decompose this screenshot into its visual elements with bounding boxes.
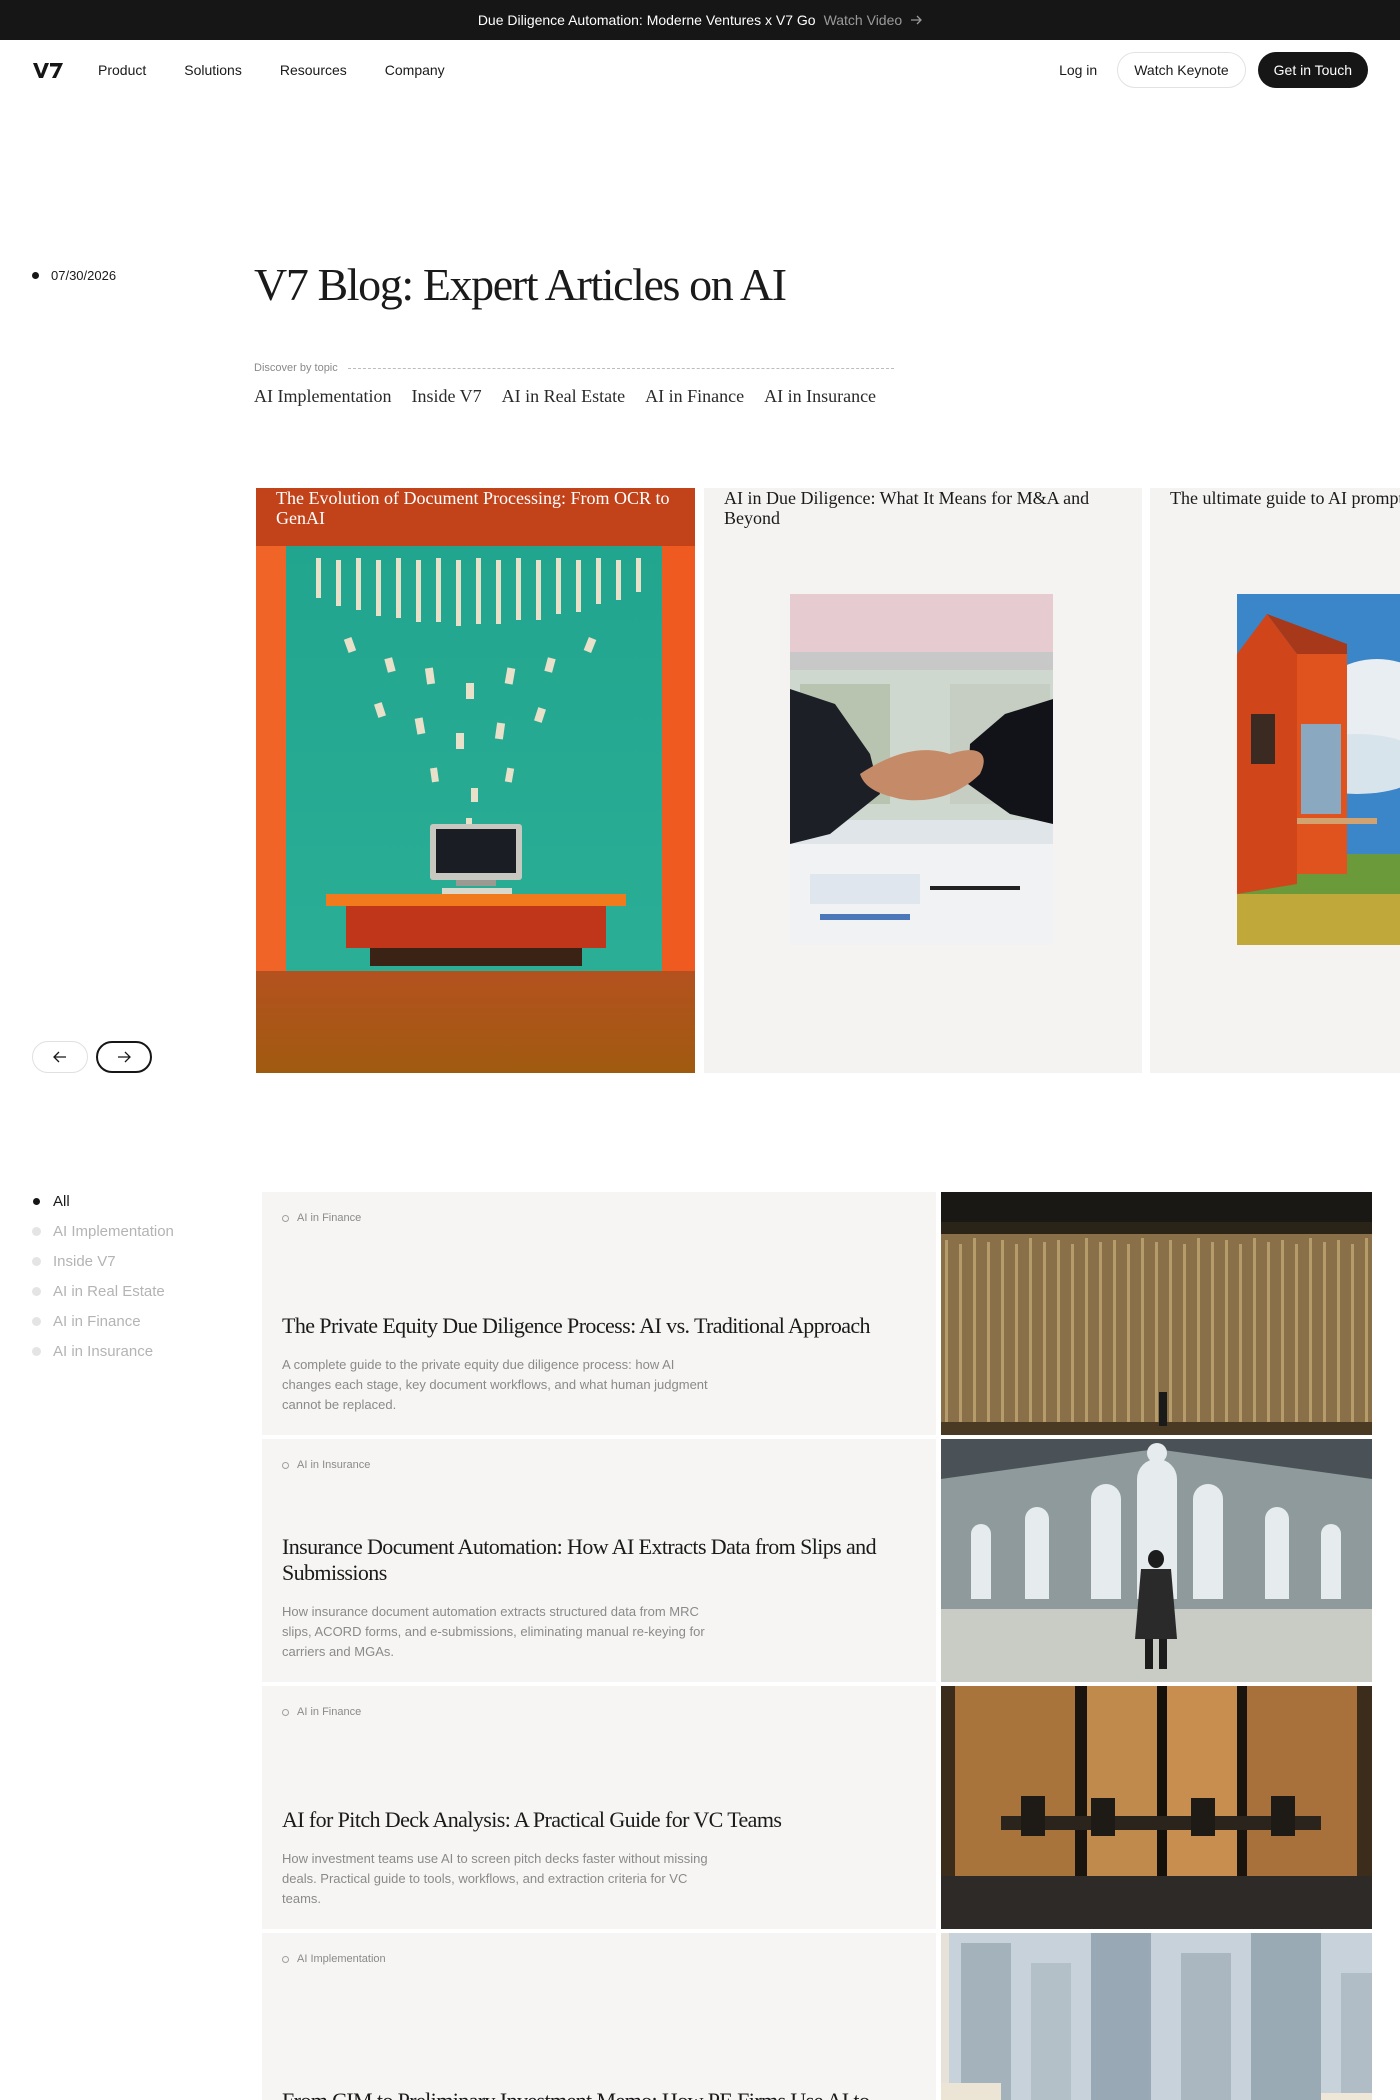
bullet-dot <box>32 272 39 279</box>
archive-shelves-photo <box>941 1192 1372 1435</box>
article-text: AI in Finance The Private Equity Due Dil… <box>262 1192 936 1435</box>
tag-label: AI in Finance <box>297 1706 362 1718</box>
filter-label: AI in Finance <box>53 1312 141 1330</box>
article-card[interactable]: AI in Insurance Insurance Document Autom… <box>262 1439 1372 1682</box>
article-body: Insurance Document Automation: How AI Ex… <box>282 1534 916 1662</box>
nav-actions: Log in Watch Keynote Get in Touch <box>1059 52 1368 88</box>
tag-ring-icon <box>282 1955 289 1963</box>
city-window-photo <box>941 1933 1372 2100</box>
filter-dot <box>32 1226 41 1236</box>
filter-dot <box>32 1256 41 1266</box>
article-title: The Private Equity Due Diligence Process… <box>282 1313 871 1338</box>
article-description: How insurance document automation extrac… <box>282 1604 705 1659</box>
article-title: From CIM to Preliminary Investment Memo:… <box>282 2088 916 2100</box>
boardroom-photo <box>941 1686 1372 1929</box>
topic-inside-v7[interactable]: Inside V7 <box>411 386 481 407</box>
nav-links: Product Solutions Resources Company <box>98 62 445 78</box>
watch-video-label: Watch Video <box>823 12 903 28</box>
office-room-illustration <box>256 488 695 1073</box>
arrow-left-icon <box>53 1051 66 1063</box>
article-tag: AI in Finance <box>282 1706 361 1718</box>
article-body: AI for Pitch Deck Analysis: A Practical … <box>282 1807 916 1909</box>
filter-label: AI in Real Estate <box>53 1282 165 1300</box>
carousel-controls <box>32 1041 152 1073</box>
announcement-text: Due Diligence Automation: Moderne Ventur… <box>477 12 816 28</box>
topic-ai-in-finance[interactable]: AI in Finance <box>645 386 744 407</box>
article-card[interactable]: AI Implementation From CIM to Preliminar… <box>262 1933 1372 2100</box>
topic-ai-in-real-estate[interactable]: AI in Real Estate <box>502 386 625 407</box>
article-card[interactable]: AI in Finance AI for Pitch Deck Analysis… <box>262 1686 1372 1929</box>
tag-ring-icon <box>282 1214 289 1222</box>
article-card[interactable]: AI in Finance The Private Equity Due Dil… <box>262 1192 1372 1435</box>
main-nav: Product Solutions Resources Company Log … <box>0 40 1400 100</box>
nav-product[interactable]: Product <box>98 62 146 78</box>
filter-ai-in-real-estate[interactable]: AI in Real Estate <box>32 1282 174 1300</box>
topic-ai-implementation[interactable]: AI Implementation <box>254 386 391 407</box>
carousel-next-button[interactable] <box>96 1041 152 1073</box>
filter-dot <box>32 1316 41 1326</box>
tag-label: AI in Insurance <box>297 1459 371 1471</box>
filter-dot <box>32 1346 41 1356</box>
featured-card-due-diligence[interactable]: AI in Due Diligence: What It Means for M… <box>704 488 1142 1073</box>
watch-keynote-button[interactable]: Watch Keynote <box>1117 52 1246 88</box>
article-description: A complete guide to the private equity d… <box>282 1357 708 1412</box>
article-tag: AI in Finance <box>282 1212 361 1224</box>
gothic-hall-photo <box>941 1439 1372 1682</box>
publish-date: 07/30/2026 <box>32 268 116 283</box>
tag-ring-icon <box>282 1461 289 1469</box>
dashed-divider <box>347 367 894 369</box>
carousel-prev-button[interactable] <box>32 1041 88 1073</box>
filter-all[interactable]: All <box>32 1192 174 1210</box>
article-text: AI Implementation From CIM to Preliminar… <box>262 1933 936 2100</box>
filter-label: All <box>53 1192 70 1210</box>
article-title: AI for Pitch Deck Analysis: A Practical … <box>282 1807 782 1832</box>
watch-video-link[interactable]: Watch Video <box>824 12 923 28</box>
featured-title: AI in Due Diligence: What It Means for M… <box>724 488 1090 528</box>
get-in-touch-button[interactable]: Get in Touch <box>1257 52 1368 88</box>
page-title: V7 Blog: Expert Articles on AI <box>254 259 787 310</box>
filter-ai-in-finance[interactable]: AI in Finance <box>32 1312 174 1330</box>
filter-label: AI in Insurance <box>53 1342 154 1360</box>
discover-by-topic: Discover by topic <box>254 362 894 374</box>
v7-logo[interactable] <box>32 60 64 80</box>
filter-dot <box>32 1286 41 1296</box>
filter-ai-in-insurance[interactable]: AI in Insurance <box>32 1342 174 1360</box>
house-illustration <box>1237 594 1400 945</box>
tag-label: AI in Finance <box>297 1212 362 1224</box>
filter-label: AI Implementation <box>53 1222 174 1240</box>
discover-label: Discover by topic <box>254 362 338 374</box>
nav-company[interactable]: Company <box>385 62 445 78</box>
category-filters: All AI Implementation Inside V7 AI in Re… <box>32 1192 174 1360</box>
filter-dot <box>33 1197 40 1205</box>
article-body: From CIM to Preliminary Investment Memo:… <box>282 2088 916 2100</box>
filter-inside-v7[interactable]: Inside V7 <box>32 1252 174 1270</box>
topic-links: AI Implementation Inside V7 AI in Real E… <box>254 386 876 407</box>
featured-title: The Evolution of Document Processing: Fr… <box>276 488 670 528</box>
filter-label: Inside V7 <box>53 1252 116 1270</box>
article-body: The Private Equity Due Diligence Process… <box>282 1313 916 1415</box>
article-tag: AI in Insurance <box>282 1459 370 1471</box>
article-tag: AI Implementation <box>282 1953 386 1965</box>
filter-ai-implementation[interactable]: AI Implementation <box>32 1222 174 1240</box>
login-link[interactable]: Log in <box>1059 62 1097 78</box>
article-text: AI in Finance AI for Pitch Deck Analysis… <box>262 1686 936 1929</box>
topic-ai-in-insurance[interactable]: AI in Insurance <box>764 386 876 407</box>
handshake-photo <box>790 594 1053 945</box>
announcement-bar: Due Diligence Automation: Moderne Ventur… <box>0 0 1400 40</box>
article-text: AI in Insurance Insurance Document Autom… <box>262 1439 936 1682</box>
tag-label: AI Implementation <box>297 1953 386 1965</box>
nav-resources[interactable]: Resources <box>280 62 347 78</box>
arrow-right-icon <box>118 1051 131 1063</box>
nav-solutions[interactable]: Solutions <box>184 62 242 78</box>
arrow-right-icon <box>911 15 923 25</box>
article-title: Insurance Document Automation: How AI Ex… <box>282 1534 877 1585</box>
featured-title: The ultimate guide to AI prompting <box>1170 488 1400 508</box>
featured-card-ai-prompting[interactable]: The ultimate guide to AI prompting <box>1150 488 1400 1073</box>
date-text: 07/30/2026 <box>51 268 117 283</box>
tag-ring-icon <box>282 1708 289 1716</box>
article-description: How investment teams use AI to screen pi… <box>282 1851 708 1906</box>
featured-card-document-processing[interactable]: The Evolution of Document Processing: Fr… <box>256 488 695 1073</box>
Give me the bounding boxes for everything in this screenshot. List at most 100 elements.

#### Given instruction
Reproduce every line of the entries above verbatim, omitting the pictures.

#### Complete output
decompose this screenshot into its visual elements with bounding boxes.
bullet-dot <box>32 272 39 279</box>
archive-shelves-photo <box>941 1192 1372 1435</box>
article-text: AI in Finance The Private Equity Due Dil… <box>262 1192 936 1435</box>
tag-label: AI in Finance <box>297 1706 362 1718</box>
filter-label: AI in Finance <box>53 1312 141 1330</box>
article-card[interactable]: AI in Insurance Insurance Document Autom… <box>262 1439 1372 1682</box>
article-body: Insurance Document Automation: How AI Ex… <box>282 1534 916 1662</box>
nav-actions: Log in Watch Keynote Get in Touch <box>1059 52 1368 88</box>
tag-ring-icon <box>282 1955 289 1963</box>
city-window-photo <box>941 1933 1372 2100</box>
filter-dot <box>32 1226 41 1236</box>
filter-dot <box>32 1256 41 1266</box>
article-title: The Private Equity Due Diligence Process… <box>282 1313 871 1338</box>
article-description: How insurance document automation extrac… <box>282 1604 705 1659</box>
article-title: From CIM to Preliminary Investment Memo:… <box>282 2088 916 2100</box>
boardroom-photo <box>941 1686 1372 1929</box>
topic-inside-v7[interactable]: Inside V7 <box>411 386 481 407</box>
nav-links: Product Solutions Resources Company <box>98 62 445 78</box>
watch-video-label: Watch Video <box>823 12 903 28</box>
office-room-illustration <box>256 488 695 1073</box>
arrow-left-icon <box>53 1051 66 1063</box>
article-tag: AI in Finance <box>282 1706 361 1718</box>
article-body: AI for Pitch Deck Analysis: A Practical … <box>282 1807 916 1909</box>
filter-label: AI in Real Estate <box>53 1282 165 1300</box>
carousel-controls <box>32 1041 152 1073</box>
announcement-text: Due Diligence Automation: Moderne Ventur… <box>477 12 816 28</box>
topic-ai-in-finance[interactable]: AI in Finance <box>645 386 744 407</box>
article-card[interactable]: AI Implementation From CIM to Preliminar… <box>262 1933 1372 2100</box>
topic-ai-in-real-estate[interactable]: AI in Real Estate <box>502 386 625 407</box>
article-card[interactable]: AI in Finance AI for Pitch Deck Analysis… <box>262 1686 1372 1929</box>
tag-ring-icon <box>282 1214 289 1222</box>
article-card[interactable]: AI in Finance The Private Equity Due Dil… <box>262 1192 1372 1435</box>
main-nav: Product Solutions Resources Company Log … <box>0 40 1400 100</box>
nav-product[interactable]: Product <box>98 62 146 78</box>
filter-ai-in-real-estate[interactable]: AI in Real Estate <box>32 1282 174 1300</box>
topic-ai-implementation[interactable]: AI Implementation <box>254 386 391 407</box>
carousel-next-button[interactable] <box>96 1041 152 1073</box>
filter-dot <box>32 1316 41 1326</box>
tag-label: AI in Insurance <box>297 1459 371 1471</box>
filter-dot <box>32 1346 41 1356</box>
featured-card-due-diligence[interactable]: AI in Due Diligence: What It Means for M… <box>704 488 1142 1073</box>
watch-keynote-button[interactable]: Watch Keynote <box>1117 52 1246 88</box>
article-description: A complete guide to the private equity d… <box>282 1357 708 1412</box>
article-tag: AI in Finance <box>282 1212 361 1224</box>
gothic-hall-photo <box>941 1439 1372 1682</box>
publish-date: 07/30/2026 <box>32 268 116 283</box>
tag-ring-icon <box>282 1461 289 1469</box>
dashed-divider <box>347 367 894 369</box>
carousel-prev-button[interactable] <box>32 1041 88 1073</box>
filter-all[interactable]: All <box>32 1192 174 1210</box>
article-text: AI Implementation From CIM to Preliminar… <box>262 1933 936 2100</box>
filter-label: All <box>53 1192 70 1210</box>
article-title: AI for Pitch Deck Analysis: A Practical … <box>282 1807 782 1832</box>
watch-video-link[interactable]: Watch Video <box>824 12 923 28</box>
featured-title: AI in Due Diligence: What It Means for M… <box>724 488 1090 528</box>
get-in-touch-button[interactable]: Get in Touch <box>1257 52 1368 88</box>
page-title: V7 Blog: Expert Articles on AI <box>254 259 787 310</box>
filter-ai-in-finance[interactable]: AI in Finance <box>32 1312 174 1330</box>
filter-label: AI in Insurance <box>53 1342 154 1360</box>
discover-by-topic: Discover by topic <box>254 362 894 374</box>
v7-logo[interactable] <box>32 60 64 80</box>
filter-dot <box>32 1286 41 1296</box>
filter-ai-in-insurance[interactable]: AI in Insurance <box>32 1342 174 1360</box>
house-illustration <box>1237 594 1400 945</box>
tag-label: AI in Finance <box>297 1212 362 1224</box>
filter-label: AI Implementation <box>53 1222 174 1240</box>
discover-label: Discover by topic <box>254 362 338 374</box>
nav-company[interactable]: Company <box>385 62 445 78</box>
category-filters: All AI Implementation Inside V7 AI in Re… <box>32 1192 174 1360</box>
filter-dot <box>33 1197 40 1205</box>
article-body: From CIM to Preliminary Investment Memo:… <box>282 2088 916 2100</box>
filter-inside-v7[interactable]: Inside V7 <box>32 1252 174 1270</box>
topic-links: AI Implementation Inside V7 AI in Real E… <box>254 386 876 407</box>
featured-title: The Evolution of Document Processing: Fr… <box>276 488 670 528</box>
filter-label: Inside V7 <box>53 1252 116 1270</box>
article-body: The Private Equity Due Diligence Process… <box>282 1313 916 1415</box>
article-tag: AI in Insurance <box>282 1459 370 1471</box>
article-tag: AI Implementation <box>282 1953 386 1965</box>
filter-ai-implementation[interactable]: AI Implementation <box>32 1222 174 1240</box>
login-link[interactable]: Log in <box>1059 62 1097 78</box>
article-text: AI in Finance AI for Pitch Deck Analysis… <box>262 1686 936 1929</box>
topic-ai-in-insurance[interactable]: AI in Insurance <box>764 386 876 407</box>
handshake-photo <box>790 594 1053 945</box>
announcement-bar: Due Diligence Automation: Moderne Ventur… <box>0 0 1400 40</box>
article-text: AI in Insurance Insurance Document Autom… <box>262 1439 936 1682</box>
tag-label: AI Implementation <box>297 1953 386 1965</box>
nav-resources[interactable]: Resources <box>280 62 347 78</box>
arrow-right-icon <box>118 1051 131 1063</box>
nav-solutions[interactable]: Solutions <box>184 62 242 78</box>
arrow-right-icon <box>911 15 923 25</box>
article-title: Insurance Document Automation: How AI Ex… <box>282 1534 877 1585</box>
featured-title: The ultimate guide to AI prompting <box>1170 488 1400 508</box>
featured-card-ai-prompting[interactable]: The ultimate guide to AI prompting <box>1150 488 1400 1073</box>
date-text: 07/30/2026 <box>51 268 117 283</box>
tag-ring-icon <box>282 1708 289 1716</box>
article-description: How investment teams use AI to screen pi… <box>282 1851 708 1906</box>
featured-card-document-processing[interactable]: The Evolution of Document Processing: Fr… <box>256 488 695 1073</box>
Give me the bounding boxes for everything in this screenshot. List at most 100 elements.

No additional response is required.